§ Assigned task:
Look for "letter" in the records and copy every line that has it.
*** Begin section ***
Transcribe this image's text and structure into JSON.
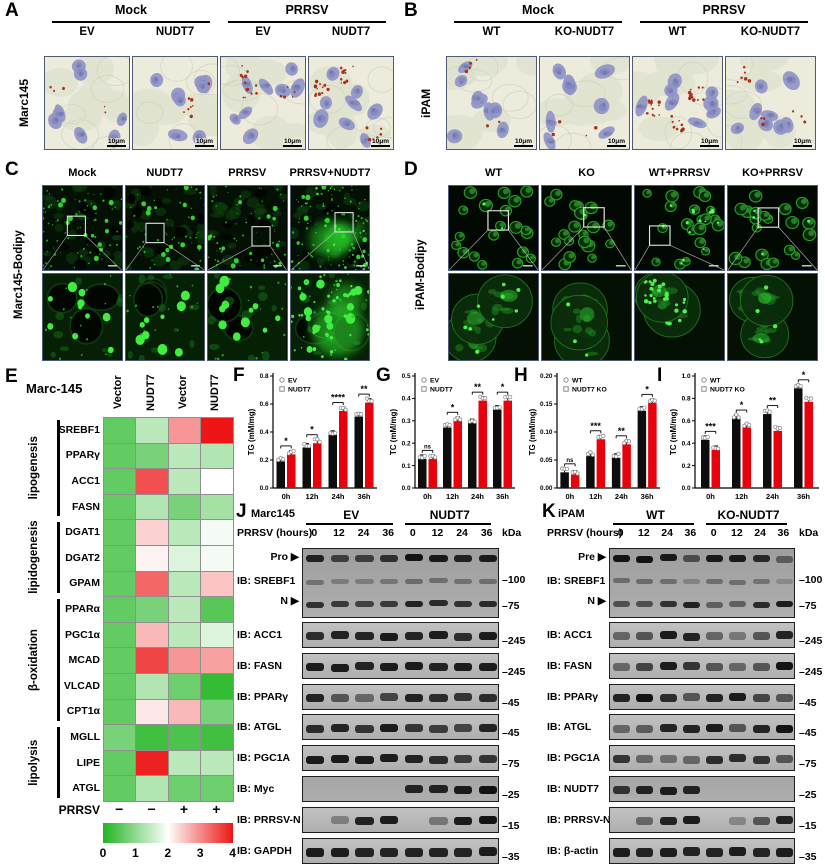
{
  "panel_a": {
    "letter": "A",
    "row_label": "Marc145",
    "scale_bar": "10μm",
    "groups": [
      {
        "label": "Mock",
        "cols": [
          "EV",
          "NUDT7"
        ]
      },
      {
        "label": "PRRSV",
        "cols": [
          "EV",
          "NUDT7"
        ]
      }
    ]
  },
  "panel_b": {
    "letter": "B",
    "row_label": "iPAM",
    "scale_bar": "10μm",
    "groups": [
      {
        "label": "Mock",
        "cols": [
          "WT",
          "KO-NUDT7"
        ]
      },
      {
        "label": "PRRSV",
        "cols": [
          "WT",
          "KO-NUDT7"
        ]
      }
    ]
  },
  "panel_c": {
    "letter": "C",
    "row_label": "Marc145-Bodipy",
    "cols": [
      "Mock",
      "NUDT7",
      "PRRSV",
      "PRRSV+NUDT7"
    ]
  },
  "panel_d": {
    "letter": "D",
    "row_label": "iPAM-Bodipy",
    "cols": [
      "WT",
      "KO",
      "WT+PRRSV",
      "KO+PRRSV"
    ]
  },
  "panel_e": {
    "letter": "E",
    "title": "Marc-145",
    "col_labels": [
      "Vector",
      "NUDT7",
      "Vector",
      "NUDT7"
    ],
    "row_groups": [
      {
        "name": "lipogenesis",
        "genes": [
          "SREBF1",
          "PPARγ",
          "ACC1",
          "FASN"
        ]
      },
      {
        "name": "lipidogenesis",
        "genes": [
          "DGAT1",
          "DGAT2",
          "GPAM"
        ]
      },
      {
        "name": "β-oxidation",
        "genes": [
          "PPARα",
          "PGC1α",
          "MCAD",
          "VLCAD",
          "CPT1α"
        ]
      },
      {
        "name": "lipolysis",
        "genes": [
          "MGLL",
          "LIPE",
          "ATGL"
        ]
      }
    ],
    "prrsv_label": "PRRSV",
    "prrsv_signs": [
      "−",
      "−",
      "+",
      "+"
    ],
    "colorbar_ticks": [
      "0",
      "1",
      "2",
      "3",
      "4"
    ]
  },
  "chart_data": [
    {
      "type": "heatmap",
      "panel": "E",
      "title": "Marc-145",
      "columns": [
        "Vector",
        "NUDT7",
        "Vector",
        "NUDT7"
      ],
      "prrsv": [
        "−",
        "−",
        "+",
        "+"
      ],
      "rows": [
        {
          "gene": "SREBF1",
          "group": "lipogenesis",
          "values": [
            0.6,
            1.4,
            2.9,
            4.0
          ]
        },
        {
          "gene": "PPARγ",
          "group": "lipogenesis",
          "values": [
            0.6,
            0.8,
            1.4,
            1.3
          ]
        },
        {
          "gene": "ACC1",
          "group": "lipogenesis",
          "values": [
            0.6,
            3.5,
            1.4,
            2.0
          ]
        },
        {
          "gene": "FASN",
          "group": "lipogenesis",
          "values": [
            0.6,
            1.3,
            0.8,
            1.2
          ]
        },
        {
          "gene": "DGAT1",
          "group": "lipidogenesis",
          "values": [
            0.6,
            2.4,
            1.4,
            1.9
          ]
        },
        {
          "gene": "DGAT2",
          "group": "lipidogenesis",
          "values": [
            0.6,
            2.1,
            1.7,
            1.9
          ]
        },
        {
          "gene": "GPAM",
          "group": "lipidogenesis",
          "values": [
            0.6,
            3.3,
            1.4,
            2.5
          ]
        },
        {
          "gene": "PPARα",
          "group": "β-oxidation",
          "values": [
            0.6,
            0.8,
            1.4,
            0.5
          ]
        },
        {
          "gene": "PGC1α",
          "group": "β-oxidation",
          "values": [
            0.6,
            2.6,
            1.4,
            1.7
          ]
        },
        {
          "gene": "MCAD",
          "group": "β-oxidation",
          "values": [
            0.6,
            3.6,
            2.9,
            2.8
          ]
        },
        {
          "gene": "VLCAD",
          "group": "β-oxidation",
          "values": [
            0.6,
            1.3,
            0.7,
            0.2
          ]
        },
        {
          "gene": "CPT1α",
          "group": "β-oxidation",
          "values": [
            0.6,
            2.2,
            2.6,
            0.8
          ]
        },
        {
          "gene": "MGLL",
          "group": "lipolysis",
          "values": [
            0.8,
            0.3,
            0.4,
            0.3
          ]
        },
        {
          "gene": "LIPE",
          "group": "lipolysis",
          "values": [
            0.6,
            3.9,
            1.4,
            1.4
          ]
        },
        {
          "gene": "ATGL",
          "group": "lipolysis",
          "values": [
            0.6,
            1.3,
            0.7,
            0.7
          ]
        }
      ],
      "scale": {
        "min": 0,
        "max": 4,
        "ticks": [
          0,
          1,
          2,
          3,
          4
        ],
        "green": "#1fb41f",
        "white": "#ffffff",
        "red": "#ed1515"
      }
    },
    {
      "type": "bar",
      "panel": "F",
      "ylabel": "TG (mM/mg)",
      "ylim": [
        0,
        0.8
      ],
      "yticks": [
        "0.0",
        "0.2",
        "0.4",
        "0.6",
        "0.8"
      ],
      "categories": [
        "0h",
        "12h",
        "24h",
        "36h"
      ],
      "series": [
        {
          "name": "EV",
          "marker": "circle",
          "color": "#0d0d0d",
          "values": [
            0.19,
            0.29,
            0.38,
            0.51
          ]
        },
        {
          "name": "NUDT7",
          "marker": "square",
          "color": "#e8000b",
          "values": [
            0.24,
            0.32,
            0.55,
            0.61
          ]
        }
      ],
      "sig": [
        "*",
        "*",
        "****",
        "**"
      ]
    },
    {
      "type": "bar",
      "panel": "G",
      "ylabel": "TC (mM/mg)",
      "ylim": [
        0,
        0.5
      ],
      "yticks": [
        "0.0",
        "0.1",
        "0.2",
        "0.3",
        "0.4",
        "0.5"
      ],
      "categories": [
        "0h",
        "12h",
        "24h",
        "36h"
      ],
      "series": [
        {
          "name": "EV",
          "marker": "circle",
          "color": "#0d0d0d",
          "values": [
            0.13,
            0.27,
            0.29,
            0.35
          ]
        },
        {
          "name": "NUDT7",
          "marker": "square",
          "color": "#e8000b",
          "values": [
            0.13,
            0.3,
            0.39,
            0.39
          ]
        }
      ],
      "sig": [
        "ns",
        "*",
        "**",
        "*"
      ]
    },
    {
      "type": "bar",
      "panel": "H",
      "ylabel": "TG (mM/mg)",
      "ylim": [
        0,
        0.2
      ],
      "yticks": [
        "0.00",
        "0.05",
        "0.10",
        "0.15",
        "0.20"
      ],
      "categories": [
        "0h",
        "12h",
        "24h",
        "36h"
      ],
      "series": [
        {
          "name": "WT",
          "marker": "circle",
          "color": "#0d0d0d",
          "values": [
            0.028,
            0.057,
            0.054,
            0.138
          ]
        },
        {
          "name": "NUDT7 KO",
          "marker": "square",
          "color": "#e8000b",
          "values": [
            0.024,
            0.087,
            0.078,
            0.152
          ]
        }
      ],
      "sig": [
        "ns",
        "***",
        "**",
        "*"
      ]
    },
    {
      "type": "bar",
      "panel": "I",
      "ylabel": "TC (mM/mg)",
      "ylim": [
        0,
        1.0
      ],
      "yticks": [
        "0.0",
        "0.2",
        "0.4",
        "0.6",
        "0.8",
        "1.0"
      ],
      "categories": [
        "0h",
        "12h",
        "24h",
        "36h"
      ],
      "series": [
        {
          "name": "WT",
          "marker": "circle",
          "color": "#0d0d0d",
          "values": [
            0.43,
            0.62,
            0.66,
            0.89
          ]
        },
        {
          "name": "NUDT7 KO",
          "marker": "square",
          "color": "#e8000b",
          "values": [
            0.34,
            0.54,
            0.51,
            0.77
          ]
        }
      ],
      "sig": [
        "***",
        "*",
        "**",
        "*"
      ]
    }
  ],
  "panel_j": {
    "letter": "J",
    "cell_line": "Marc145",
    "groups": [
      "EV",
      "NUDT7"
    ],
    "lane_header": "PRRSV (hours)",
    "hours": [
      "0",
      "12",
      "24",
      "36",
      "0",
      "12",
      "24",
      "36"
    ],
    "kda_label": "kDa",
    "srebf1": {
      "top_arrow": "Pro",
      "bottom_arrow": "N"
    },
    "blots": [
      {
        "label": "IB: SREBF1",
        "kda": [
          "100",
          "75"
        ],
        "tall": true,
        "bands_top": [
          0.9,
          0.7,
          0.7,
          0.8,
          1,
          0.95,
          0.9,
          0.95
        ],
        "bands_bottom": [
          0.8,
          0.75,
          0.7,
          0.75,
          0.9,
          0.85,
          0.8,
          0.85
        ]
      },
      {
        "label": "IB: ACC1",
        "kda": [
          "245"
        ],
        "bands": [
          0.85,
          0.9,
          0.9,
          0.95,
          0.9,
          0.95,
          0.85,
          0.95
        ]
      },
      {
        "label": "IB: FASN",
        "kda": [
          "245"
        ],
        "bands": [
          0.95,
          0.95,
          0.9,
          0.95,
          0.95,
          0.9,
          0.95,
          0.95
        ]
      },
      {
        "label": "IB: PPARγ",
        "kda": [
          "45"
        ],
        "bands": [
          0.9,
          0.6,
          0.5,
          0.7,
          0.9,
          0.85,
          0.8,
          0.85
        ]
      },
      {
        "label": "IB: ATGL",
        "kda": [
          "45"
        ],
        "bands": [
          0.85,
          0.9,
          0.8,
          0.95,
          0.8,
          0.75,
          0.7,
          0.9
        ]
      },
      {
        "label": "IB: PGC1A",
        "kda": [
          "75"
        ],
        "bands": [
          0.95,
          0.95,
          0.95,
          0.95,
          0.9,
          0.85,
          0.75,
          0.8
        ]
      },
      {
        "label": "IB: Myc",
        "kda": [
          "25"
        ],
        "uniform_bg": true,
        "bands": [
          0,
          0,
          0,
          0,
          0.9,
          0.9,
          0.95,
          1
        ]
      },
      {
        "label": "IB: PRRSV-N",
        "kda": [
          "15"
        ],
        "bands": [
          0,
          0.35,
          0.9,
          0.95,
          0,
          0.4,
          0.95,
          1
        ]
      },
      {
        "label": "IB: GAPDH",
        "kda": [
          "35"
        ],
        "bands": [
          0.95,
          0.95,
          0.9,
          0.9,
          0.9,
          0.9,
          0.9,
          0.95
        ]
      }
    ]
  },
  "panel_k": {
    "letter": "K",
    "cell_line": "iPAM",
    "groups": [
      "WT",
      "KO-NUDT7"
    ],
    "lane_header": "PRRSV (hours)",
    "hours": [
      "0",
      "12",
      "24",
      "36",
      "0",
      "12",
      "24",
      "36"
    ],
    "kda_label": "kDa",
    "srebf1": {
      "top_arrow": "Pre",
      "bottom_arrow": "N"
    },
    "blots": [
      {
        "label": "IB: SREBF1",
        "kda": [
          "100",
          "75"
        ],
        "tall": true,
        "bands_top": [
          1,
          1,
          0.95,
          0.6,
          0.95,
          0.95,
          0.85,
          0.5
        ],
        "bands_bottom": [
          0.6,
          0.6,
          0.8,
          0.9,
          0.5,
          0.5,
          0.85,
          0.95
        ]
      },
      {
        "label": "IB: ACC1",
        "kda": [
          "245"
        ],
        "bands": [
          0.5,
          0.6,
          0.95,
          0.9,
          0.5,
          0.4,
          0.6,
          0.9
        ]
      },
      {
        "label": "IB: FASN",
        "kda": [
          "245"
        ],
        "bands": [
          0.5,
          0.7,
          0.95,
          0.8,
          0.6,
          0.5,
          0.6,
          1
        ]
      },
      {
        "label": "IB: PPARγ",
        "kda": [
          "45"
        ],
        "bands": [
          0.9,
          1,
          0.85,
          0.6,
          0.9,
          0.95,
          0.7,
          0.6
        ]
      },
      {
        "label": "IB: ATGL",
        "kda": [
          "45"
        ],
        "bands": [
          0.5,
          0.55,
          0.9,
          0.9,
          0.95,
          0.6,
          0.9,
          1
        ]
      },
      {
        "label": "IB: PGC1A",
        "kda": [
          "75"
        ],
        "bands": [
          0.8,
          0.5,
          0.45,
          0.5,
          0.85,
          0.85,
          0.8,
          0.6
        ]
      },
      {
        "label": "IB: NUDT7",
        "kda": [
          "25"
        ],
        "uniform_bg": true,
        "bands": [
          0.8,
          0.9,
          0.95,
          0.9,
          0,
          0,
          0,
          0
        ]
      },
      {
        "label": "IB: PRRSV-N",
        "kda": [
          "15"
        ],
        "bands": [
          0,
          0.5,
          0.9,
          0.95,
          0,
          0.3,
          0.6,
          0.9
        ]
      },
      {
        "label": "IB: β-actin",
        "kda": [
          "35"
        ],
        "bands": [
          0.95,
          0.9,
          0.95,
          0.9,
          0.9,
          0.95,
          0.9,
          0.95
        ]
      }
    ]
  },
  "colors": {
    "bar_series1": "#0d0d0d",
    "bar_series2": "#e8000b",
    "heat_green": "#1fb41f",
    "heat_red": "#ed1515",
    "bodipy_green": "#35d435"
  }
}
*** End section ***
§ Response to the task:
    "letter": "A",
    "letter": "B",
    "letter": "C",
    "letter": "D",
    "letter": "E",
    "letter": "J",
    "letter": "K",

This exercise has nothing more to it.